── 原文
VR

VR機器のグラフィックス その2

前回に引き続き、VR機器のグラフィックスレンダリングの話しをしたいと思います。

前回は、シェーダーを利用してリアルタイムに処理する Lens Distortion 補正や、ステンシルマスクを利用して描画エリアをレンズ範囲に制限する Outside Culling についてまず紹介し、VR機器の肝となる技術のひとつである Rotational Reprojection の基礎について解説しました。

今回は Rotational Reprojection(応用編)と Variable Resolution Rendering について勉強して行きましょう !

はじめに

VR機器ではトラッキングとレンダリングは密接な関係があります。

VR酔いの強い要因のひとつにレイテンシーがあり、ディスプレイ表示のタイミングでのHMDの位置と姿勢を精度よく推定し、なおかつその推定値にマッチしたVR画面を提示することが重要になります。

しかしながら通常VR画面の生成には 40 msec あるいはそれ以上のレンダリング時間がかかるのが普通ですので、90Hz native 環境を前提にしても 4 フレーム以上先のHMDの位置姿勢を推定し、それに適合するVR画面を今から作り始める必要があるわけです。
────
» **課題一覧**:
1 - VR機器のグラフィックスに関する原文のうち、「今回は Rotational Reprojection(応用編)と」から「環境を前提にしても 4 フレーム以上先のHMDの位置姿勢を推定し、それに適合するVR画面を今から作り始める必要があるわけです。」まで（両端を含む）を一字一句そのまま書き写してください。
2 - 次の(a)〜(c)がVR機器のグラフィックスに関する原文の記述と一致するか、それぞれ「はい」か「いいえ」で答え、判断の根拠となる原文の語句を正確に引用してください。
(a) 前回の記事で Variable Resolution Rendering について解説した。
(b) VR酔いの強い要因のひとつとしてレイテンシーが挙げられている。
(c) 90Hz native 環境を前提にすれば、HMDの位置姿勢を推定するのは1フレーム先で足りる。
3 - VR機器のグラフィックスに関する原文を、最後の文の後から書き進めてください。
── データ行
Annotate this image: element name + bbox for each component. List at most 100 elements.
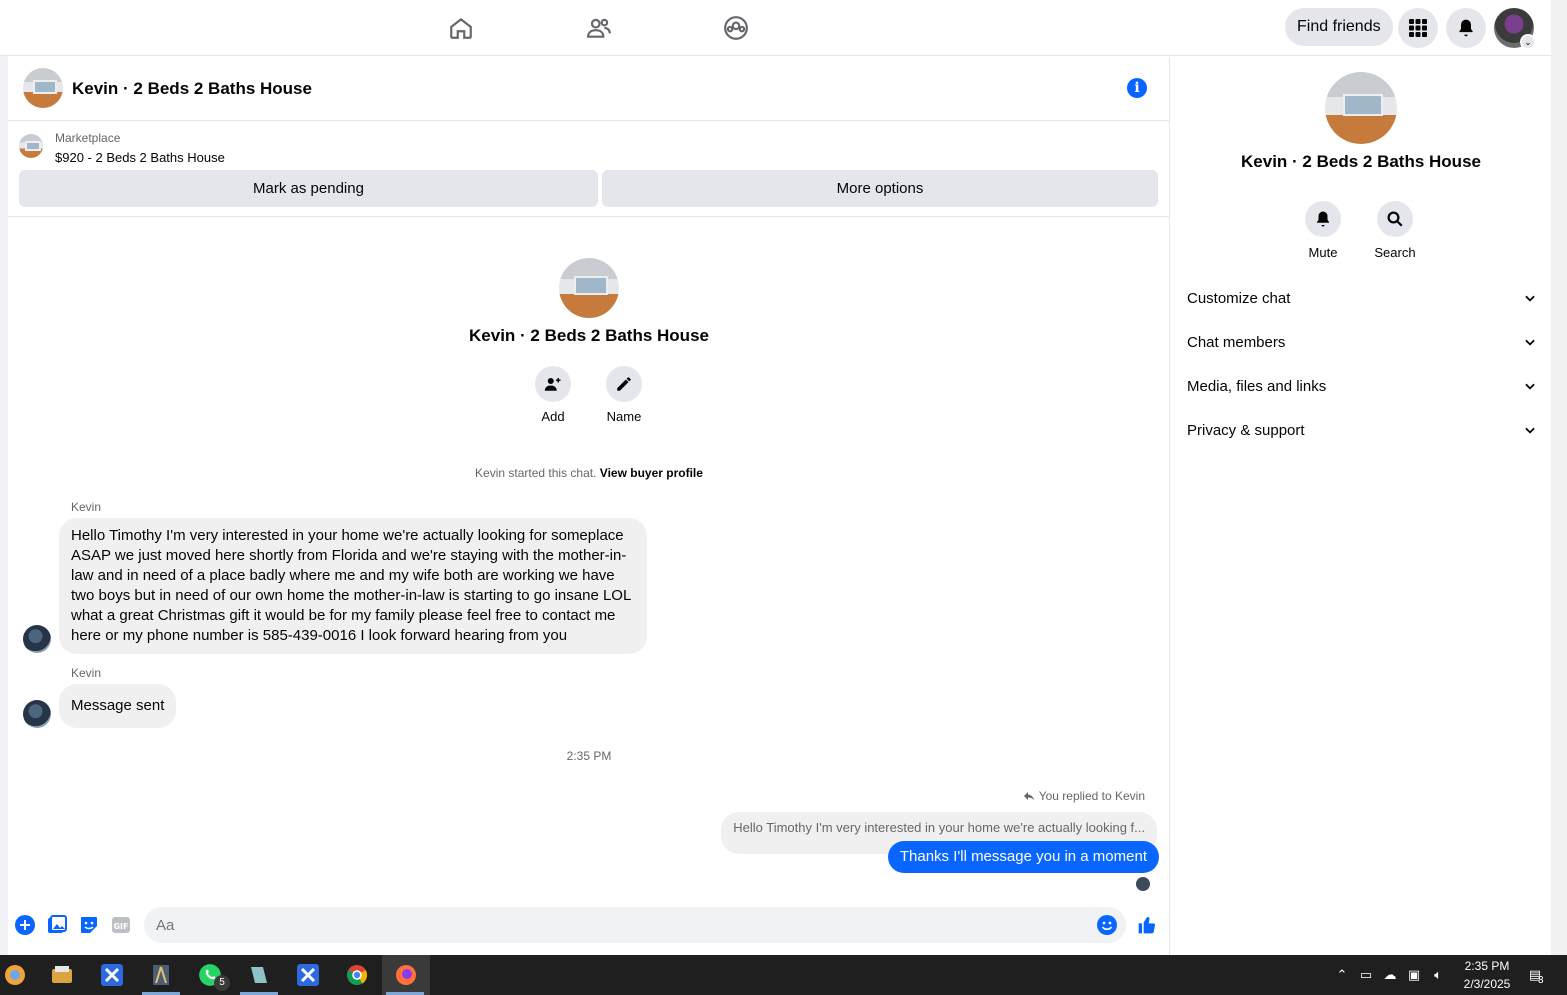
sender-avatar[interactable]: [23, 700, 51, 728]
top-navigation-bar: Find friends ⌄: [0, 0, 1551, 56]
details-chat-name: Kevin · 2 Beds 2 Baths House: [1241, 152, 1481, 171]
sticker-icon[interactable]: [79, 915, 99, 935]
chat-title[interactable]: Kevin · 2 Beds 2 Baths House: [72, 79, 312, 99]
more-options-button[interactable]: More options: [602, 170, 1158, 207]
friends-icon[interactable]: [581, 10, 617, 46]
notes-app-icon[interactable]: [244, 960, 274, 990]
info-icon[interactable]: i: [1127, 78, 1147, 98]
listing-title[interactable]: $920 - 2 Beds 2 Baths House: [55, 150, 225, 165]
name-label: Name: [606, 409, 642, 424]
notifications-icon[interactable]: [1446, 8, 1486, 48]
chat-details-panel: Kevin · 2 Beds 2 Baths House Mute Search…: [1171, 57, 1551, 955]
listing-thumbnail[interactable]: [19, 134, 43, 158]
chat-panel: Kevin · 2 Beds 2 Baths House i Marketpla…: [8, 57, 1170, 955]
mute-label: Mute: [1308, 245, 1338, 260]
section-label: Chat members: [1187, 333, 1286, 351]
sender-avatar[interactable]: [23, 625, 51, 653]
system-clock[interactable]: 2:35 PM 2/3/2025: [1455, 957, 1519, 993]
message-composer: GIF: [8, 903, 1170, 955]
chevron-down-icon[interactable]: ⌄: [1520, 34, 1536, 50]
plus-circle-icon[interactable]: [15, 915, 35, 935]
marketplace-label: Marketplace: [55, 131, 121, 145]
sender-name: Kevin: [71, 500, 102, 514]
message-line: what a great Christmas gift it would be …: [71, 607, 616, 624]
start-icon[interactable]: [0, 960, 30, 990]
chevron-up-icon[interactable]: ⌃: [1334, 967, 1350, 983]
menu-grid-icon[interactable]: [1398, 8, 1438, 48]
replied-indicator: You replied to Kevin: [1023, 789, 1145, 803]
photo-icon[interactable]: [47, 915, 67, 935]
edit-name-button[interactable]: Name: [594, 366, 654, 424]
cloud-icon[interactable]: ☁: [1382, 967, 1398, 983]
page-scrollbar[interactable]: [1551, 0, 1567, 955]
marketplace-banner: Marketplace $920 - 2 Beds 2 Baths House …: [8, 121, 1170, 217]
section-customize-chat[interactable]: Customize chat: [1187, 278, 1537, 318]
meet-icon[interactable]: ▭: [1358, 967, 1374, 983]
pencil-icon: [606, 366, 642, 402]
chevron-down-icon: [1525, 295, 1535, 302]
left-edge: [0, 56, 8, 955]
section-label: Media, files and links: [1187, 377, 1327, 395]
seen-avatar: [1136, 877, 1150, 891]
chat-started-notice: Kevin started this chat. View buyer prof…: [8, 466, 1170, 480]
section-chat-members[interactable]: Chat members: [1187, 322, 1537, 362]
mark-as-pending-button[interactable]: Mark as pending: [19, 170, 598, 207]
message-line: here or my phone number is 585-439-0016 …: [71, 627, 568, 644]
incoming-message[interactable]: Message sent: [59, 684, 177, 728]
message-line: Hello Timothy I'm very interested in you…: [71, 527, 624, 544]
firefox-icon[interactable]: [391, 960, 421, 990]
chevron-down-icon: [1525, 339, 1535, 346]
section-media-files-links[interactable]: Media, files and links: [1187, 366, 1537, 406]
replied-text: You replied to Kevin: [1038, 789, 1145, 803]
chat-avatar[interactable]: [23, 68, 63, 108]
section-privacy-support[interactable]: Privacy & support: [1187, 410, 1537, 450]
started-text: Kevin started this chat.: [475, 466, 597, 480]
network-icon[interactable]: ▣: [1406, 967, 1422, 983]
thumbs-up-icon[interactable]: [1137, 915, 1157, 935]
chevron-down-icon: [1525, 383, 1535, 390]
whatsapp-badge: 5: [214, 975, 230, 991]
incoming-message[interactable]: Hello Timothy I'm very interested in you…: [59, 518, 647, 654]
message-input[interactable]: [144, 907, 1126, 943]
emoji-icon[interactable]: [1097, 915, 1117, 935]
section-label: Customize chat: [1187, 289, 1291, 307]
section-label: Privacy & support: [1187, 421, 1305, 439]
search-button[interactable]: Search: [1363, 201, 1427, 260]
chevron-down-icon: [1525, 427, 1535, 434]
intro-avatar: [559, 258, 619, 318]
search-label: Search: [1374, 245, 1416, 260]
groups-icon[interactable]: [718, 10, 754, 46]
search-icon: [1377, 201, 1413, 237]
scrollbar-thumb[interactable]: [1555, 4, 1563, 934]
gif-icon[interactable]: GIF: [111, 915, 131, 935]
find-friends-button[interactable]: Find friends: [1285, 8, 1393, 46]
message-line: law and in need of a place badly where m…: [71, 567, 615, 584]
clock-date: 2/3/2025: [1463, 977, 1511, 991]
message-line: ASAP we just moved here shortly from Flo…: [71, 547, 627, 564]
volume-icon[interactable]: 🔈︎: [1430, 967, 1446, 983]
file-explorer-icon[interactable]: [47, 960, 77, 990]
notification-count: 3: [1538, 975, 1544, 986]
app-x-icon[interactable]: [97, 960, 127, 990]
app-x-icon[interactable]: [293, 960, 323, 990]
chrome-icon[interactable]: [342, 960, 372, 990]
add-people-button[interactable]: Add: [523, 366, 583, 424]
windows-taskbar: 5 ⌃ ▭ ☁ ▣ 🔈︎ 2:35 PM 2/3/2025 ▤ 3: [0, 955, 1567, 995]
message-line: two boys but in need of our own home the…: [71, 587, 632, 604]
chat-header: Kevin · 2 Beds 2 Baths House i: [8, 57, 1170, 121]
details-avatar: [1325, 72, 1397, 144]
bell-icon: [1305, 201, 1341, 237]
svg-text:GIF: GIF: [113, 922, 128, 931]
view-buyer-profile-link[interactable]: View buyer profile: [600, 466, 703, 480]
outgoing-message[interactable]: Thanks I'll message you in a moment: [887, 841, 1159, 873]
sender-name: Kevin: [71, 666, 102, 680]
add-label: Add: [541, 409, 565, 424]
reply-arrow-icon: [1023, 792, 1034, 801]
add-person-icon: [535, 366, 571, 402]
clock-time: 2:35 PM: [1464, 959, 1510, 973]
message-timestamp: 2:35 PM: [566, 749, 612, 763]
mute-button[interactable]: Mute: [1291, 201, 1355, 260]
intro-chat-name: Kevin · 2 Beds 2 Baths House: [469, 326, 709, 345]
app-figure-icon[interactable]: [146, 960, 176, 990]
home-icon[interactable]: [443, 10, 479, 46]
────
» **各課題の解答**:
1 -
今回は Rotational Reprojection(応用編)と Variable Resolution Rendering について勉強して行きましょう !

はじめに

VR機器ではトラッキングとレンダリングは密接な関係があります。

VR酔いの強い要因のひとつにレイテンシーがあり、ディスプレイ表示のタイミングでのHMDの位置と姿勢を精度よく推定し、なおかつその推定値にマッチしたVR画面を提示することが重要になります。

しかしながら通常VR画面の生成には 40 msec あるいはそれ以上のレンダリング時間がかかるのが普通ですので、90Hz native 環境を前提にしても 4 フレーム以上先のHMDの位置姿勢を推定し、それに適合するVR画面を今から作り始める必要があるわけです。

2 -
(a) いいえ。「今回は Rotational Reprojection(応用編)と Variable Resolution Rendering について勉強して行きましょう !」
(b) はい。「VR酔いの強い要因のひとつにレイテンシーがあり」
(c) いいえ。「90Hz native 環境を前提にしても 4 フレーム以上先のHMDの位置姿勢を推定し」

3 -
それを実現するための技術として、Rotational Reprojection という技術を紹介しました。VRシステムとアプリケーションが連携し、まず粗い推定値をベースにVRアプリケーションが画作りを開始し、ディスプレイ出力直前の精度の高い推定値からVRシステムが画面の最終調整を行ってディスプレイ表示します。これにより、理論的に回転方向のレイテンシーをゼロにできます。

また、この技術をベースにフレーム補間も行われていることを説明しました。

しかしながら Rotational Reprojection も万能ではなく、問題になるケースがあります。ここから解説を始めます。

Rotational Reprojection(応用編)

問題になるケース

VR画面には、主に3つの座標系があります。World座標系、Head座標系そしてHand座標系です。

  • World座標系:いわゆるVR空間のこと、絶対的に動かない座標系
  • Head座標系:HMDに張り付いた座標系、ユーザーが頭を動かすと連動して動く座標系
  • Hand座標系:コントローラーや手に張り付いた座標系、ユーザーが手を動かすと連動して動く座標系

厳密に言うと、Rotational Reprojection が成立するのは、World座標系にある動かないオブジェクトに限られます。ではそれ以外のオブジェクトに何があるでしょうか ?

  • Reticle:画面の中心に張り付いた十字カーソルや照準のこと(Head座標系のオブジェクト)
  • 字幕:画面の下部になどに書かれるシーン説明やメニューなどのGUI(Head座標系のオブジェクト)
  • 銃など手に持つオブジェクトやそれに張り付いた操作説明などのGUI(Hand座標系のオブジェクト)

代表的なものを3つあげてみましたが、これ以外にも、World座標系で動いているオブジェクトや、自分が車に乗って移動している場合だと相対的に流れる風景もこれに当たります。

ではどのような問題として現れるのか、代表的な事例で考えてみましょう。

Reticle や字幕+フレーム補間 Reprojection の場合

たとえば Reticle と字幕が配置されるようなケースを考えてみます。VRアプリケーションは、VRシステムから教えてもらった 50 msec 後のHMDの位置姿勢推定値から、以下の水色の点線で示す画面を作ったとします。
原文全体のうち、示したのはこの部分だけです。